> EXERCISE OBJECTIVE
All of the material below is to be returned exactly.

> DATA SHOWN
◇ ◇ ◇ ◇

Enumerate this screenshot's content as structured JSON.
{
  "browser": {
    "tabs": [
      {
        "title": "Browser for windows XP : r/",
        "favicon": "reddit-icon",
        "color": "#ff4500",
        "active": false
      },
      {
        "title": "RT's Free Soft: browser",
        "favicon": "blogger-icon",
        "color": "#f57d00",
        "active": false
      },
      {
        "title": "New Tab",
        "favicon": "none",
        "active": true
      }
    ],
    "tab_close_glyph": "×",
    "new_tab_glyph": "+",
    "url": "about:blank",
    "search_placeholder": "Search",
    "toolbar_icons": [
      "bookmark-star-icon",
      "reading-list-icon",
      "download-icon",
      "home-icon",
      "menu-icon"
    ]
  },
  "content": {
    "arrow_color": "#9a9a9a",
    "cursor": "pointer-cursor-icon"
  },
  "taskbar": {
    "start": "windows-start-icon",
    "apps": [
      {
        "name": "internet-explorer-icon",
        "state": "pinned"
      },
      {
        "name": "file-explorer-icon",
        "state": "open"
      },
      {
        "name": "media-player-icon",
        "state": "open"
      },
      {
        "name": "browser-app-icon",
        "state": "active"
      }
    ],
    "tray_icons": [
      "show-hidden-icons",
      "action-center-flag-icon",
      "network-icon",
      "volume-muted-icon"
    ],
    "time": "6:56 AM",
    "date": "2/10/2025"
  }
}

◇ ◇ ◇ ◇

> EXERCISE SOLUTION
Enumerate this screenshot's content as structured JSON.
{
  "browser": {
    "tabs": [
      {
        "title": "Browser for windows XP : r/",
        "favicon": "reddit-icon",
        "color": "#ff4500",
        "active": false
      },
      {
        "title": "RT's Free Soft: browser",
        "favicon": "blogger-icon",
        "color": "#f57d00",
        "active": false
      },
      {
        "title": "New Tab",
        "favicon": "none",
        "active": true
      }
    ],
    "tab_close_glyph": "×",
    "new_tab_glyph": "+",
    "url": "about:blank",
    "search_placeholder": "Search",
    "toolbar_icons": [
      "bookmark-star-icon",
      "reading-list-icon",
      "download-icon",
      "home-icon",
      "menu-icon"
    ]
  },
  "content": {
    "arrow_color": "#9a9a9a",
    "cursor": "pointer-cursor-icon"
  },
  "taskbar": {
    "start": "windows-start-icon",
    "apps": [
      {
        "name": "internet-explorer-icon",
        "state": "pinned"
      },
      {
        "name": "file-explorer-icon",
        "state": "open"
      },
      {
        "name": "media-player-icon",
        "state": "open"
      },
      {
        "name": "browser-app-icon",
        "state": "active"
      }
    ],
    "tray_icons": [
      "show-hidden-icons",
      "action-center-flag-icon",
      "network-icon",
      "volume-muted-icon"
    ],
    "time": "6:56 AM",
    "date": "2/10/2025"
  }
}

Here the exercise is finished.